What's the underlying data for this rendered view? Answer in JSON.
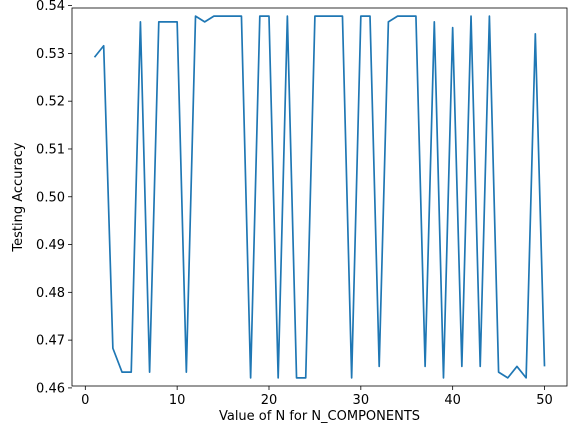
{
  "chart_data": {
    "type": "line",
    "xlabel": "Value of N for N_COMPONENTS",
    "ylabel": "Testing Accuracy",
    "xlim": [
      -1.45,
      52.45
    ],
    "ylim": [
      0.4604,
      0.5395
    ],
    "xticks": [
      0,
      10,
      20,
      30,
      40,
      50
    ],
    "yticks": [
      0.46,
      0.47,
      0.48,
      0.49,
      0.5,
      0.51,
      0.52,
      0.53,
      0.54
    ],
    "ytick_labels": [
      "0.46",
      "0.47",
      "0.48",
      "0.49",
      "0.50",
      "0.51",
      "0.52",
      "0.53",
      "0.54"
    ],
    "grid": false,
    "color": "#1f77b4",
    "series": [
      {
        "x": [
          1,
          2,
          3,
          4,
          5,
          6,
          7,
          8,
          9,
          10,
          11,
          12,
          13,
          14,
          15,
          16,
          17,
          18,
          19,
          20,
          21,
          22,
          23,
          24,
          25,
          26,
          27,
          28,
          29,
          30,
          31,
          32,
          33,
          34,
          35,
          36,
          37,
          38,
          39,
          40,
          41,
          42,
          43,
          44,
          45,
          46,
          47,
          48,
          49,
          50
        ],
        "y": [
          0.5292,
          0.5316,
          0.4683,
          0.4633,
          0.4633,
          0.5366,
          0.4633,
          0.5366,
          0.5366,
          0.5366,
          0.4633,
          0.5378,
          0.5366,
          0.5378,
          0.5378,
          0.5378,
          0.5378,
          0.4621,
          0.5378,
          0.5378,
          0.4621,
          0.5378,
          0.4621,
          0.4621,
          0.5378,
          0.5378,
          0.5378,
          0.5378,
          0.4621,
          0.5378,
          0.5378,
          0.4645,
          0.5366,
          0.5378,
          0.5378,
          0.5378,
          0.4645,
          0.5366,
          0.4621,
          0.5354,
          0.4645,
          0.5378,
          0.4645,
          0.5378,
          0.4633,
          0.4621,
          0.4645,
          0.4621,
          0.5341,
          0.4645
        ]
      }
    ]
  }
}
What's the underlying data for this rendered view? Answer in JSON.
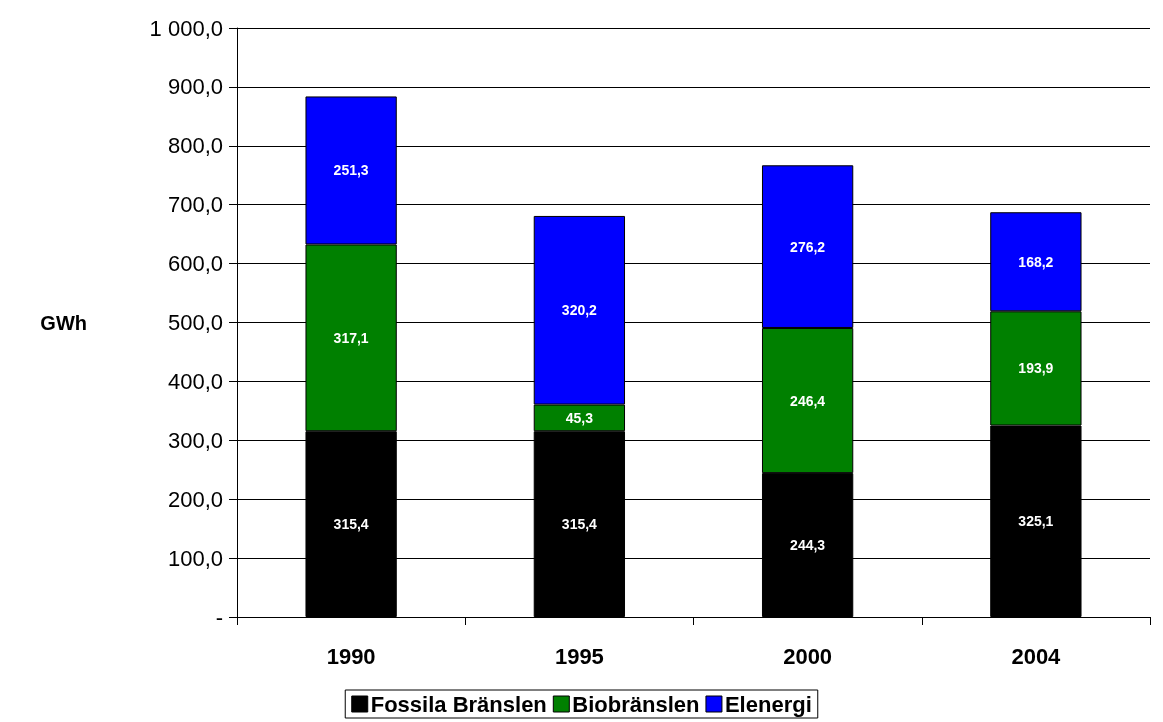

§ WRITTEN REQUEST: The data should be printed again unchanged; leave its pictures out.

§ ANSWER FOR THIS EXERCISE:
What's the underlying data for this rendered view? Answer in JSON.
{
  "chart_data": {
    "type": "line",
    "xlabel": "Value of N for N_COMPONENTS",
    "ylabel": "Testing Accuracy",
    "xlim": [
      -1.45,
      52.45
    ],
    "ylim": [
      0.4604,
      0.5395
    ],
    "xticks": [
      0,
      10,
      20,
      30,
      40,
      50
    ],
    "yticks": [
      0.46,
      0.47,
      0.48,
      0.49,
      0.5,
      0.51,
      0.52,
      0.53,
      0.54
    ],
    "ytick_labels": [
      "0.46",
      "0.47",
      "0.48",
      "0.49",
      "0.50",
      "0.51",
      "0.52",
      "0.53",
      "0.54"
    ],
    "grid": false,
    "color": "#1f77b4",
    "series": [
      {
        "x": [
          1,
          2,
          3,
          4,
          5,
          6,
          7,
          8,
          9,
          10,
          11,
          12,
          13,
          14,
          15,
          16,
          17,
          18,
          19,
          20,
          21,
          22,
          23,
          24,
          25,
          26,
          27,
          28,
          29,
          30,
          31,
          32,
          33,
          34,
          35,
          36,
          37,
          38,
          39,
          40,
          41,
          42,
          43,
          44,
          45,
          46,
          47,
          48,
          49,
          50
        ],
        "y": [
          0.5292,
          0.5316,
          0.4683,
          0.4633,
          0.4633,
          0.5366,
          0.4633,
          0.5366,
          0.5366,
          0.5366,
          0.4633,
          0.5378,
          0.5366,
          0.5378,
          0.5378,
          0.5378,
          0.5378,
          0.4621,
          0.5378,
          0.5378,
          0.4621,
          0.5378,
          0.4621,
          0.4621,
          0.5378,
          0.5378,
          0.5378,
          0.5378,
          0.4621,
          0.5378,
          0.5378,
          0.4645,
          0.5366,
          0.5378,
          0.5378,
          0.5378,
          0.4645,
          0.5366,
          0.4621,
          0.5354,
          0.4645,
          0.5378,
          0.4645,
          0.5378,
          0.4633,
          0.4621,
          0.4645,
          0.4621,
          0.5341,
          0.4645
        ]
      }
    ]
  }
}
What's the underlying data for this rendered view? Answer in JSON.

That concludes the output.